_DATA LINES_.
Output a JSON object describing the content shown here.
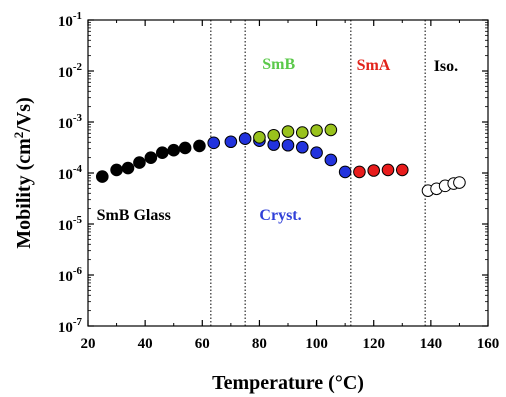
{
  "chart_data": {
    "type": "scatter",
    "xlabel": "Temperature (°C)",
    "ylabel_prefix": "Mobility (cm",
    "ylabel_sup": "2",
    "ylabel_suffix": "/Vs)",
    "xlim": [
      20,
      160
    ],
    "ylim": [
      1e-07,
      0.1
    ],
    "yscale": "log",
    "grid": false,
    "x_ticks": [
      20,
      40,
      60,
      80,
      100,
      120,
      140,
      160
    ],
    "x_tick_labels": [
      "20",
      "40",
      "60",
      "80",
      "100",
      "120",
      "140",
      "160"
    ],
    "y_ticks": [
      -7,
      -6,
      -5,
      -4,
      -3,
      -2,
      -1
    ],
    "y_tick_base": "10",
    "y_tick_exponents": [
      "-7",
      "-6",
      "-5",
      "-4",
      "-3",
      "-2",
      "-1"
    ],
    "phase_boundaries": [
      63,
      75,
      112,
      138
    ],
    "annotations": [
      {
        "text": "SmB Glass",
        "x": 23,
        "y": 1.2e-05,
        "color": "#000000"
      },
      {
        "text": "Cryst.",
        "x": 80,
        "y": 1.2e-05,
        "color": "#2f3fd8"
      },
      {
        "text": "SmB",
        "x": 81,
        "y": 0.011,
        "color": "#5bc94a"
      },
      {
        "text": "SmA",
        "x": 114,
        "y": 0.0105,
        "color": "#e2231a"
      },
      {
        "text": "Iso.",
        "x": 141,
        "y": 0.01,
        "color": "#000000"
      }
    ],
    "series": [
      {
        "fill": "#000000",
        "stroke": "#000000",
        "points": [
          [
            25,
            8.5e-05
          ],
          [
            30,
            0.000115
          ],
          [
            34,
            0.000125
          ],
          [
            38,
            0.00016
          ],
          [
            42,
            0.0002
          ],
          [
            46,
            0.00025
          ],
          [
            50,
            0.00028
          ],
          [
            54,
            0.00031
          ],
          [
            59,
            0.00034
          ]
        ]
      },
      {
        "fill": "#2233dd",
        "stroke": "#000000",
        "points": [
          [
            64,
            0.00039
          ],
          [
            70,
            0.00041
          ],
          [
            75,
            0.00047
          ],
          [
            80,
            0.00043
          ],
          [
            85,
            0.00036
          ],
          [
            90,
            0.00035
          ],
          [
            95,
            0.00032
          ],
          [
            100,
            0.00025
          ],
          [
            105,
            0.00018
          ],
          [
            110,
            0.000105
          ]
        ]
      },
      {
        "fill": "#99c21c",
        "stroke": "#000000",
        "points": [
          [
            80,
            0.0005
          ],
          [
            85,
            0.00055
          ],
          [
            90,
            0.00065
          ],
          [
            95,
            0.00062
          ],
          [
            100,
            0.00068
          ],
          [
            105,
            0.0007
          ]
        ]
      },
      {
        "fill": "#e81c1c",
        "stroke": "#000000",
        "points": [
          [
            115,
            0.000105
          ],
          [
            120,
            0.000112
          ],
          [
            125,
            0.000115
          ],
          [
            130,
            0.000115
          ]
        ]
      },
      {
        "fill": "#ffffff",
        "stroke": "#000000",
        "points": [
          [
            139,
            4.5e-05
          ],
          [
            142,
            4.9e-05
          ],
          [
            145,
            5.6e-05
          ],
          [
            148,
            6.2e-05
          ],
          [
            150,
            6.5e-05
          ]
        ]
      }
    ]
  }
}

_AIM OF THE EXERCISE_.
Reproduce each line holding the word "fill".

_ANSWER FOR THIS EXERCISE_.
        "fill": "#000000",
        "fill": "#2233dd",
        "fill": "#99c21c",
        "fill": "#e81c1c",
        "fill": "#ffffff",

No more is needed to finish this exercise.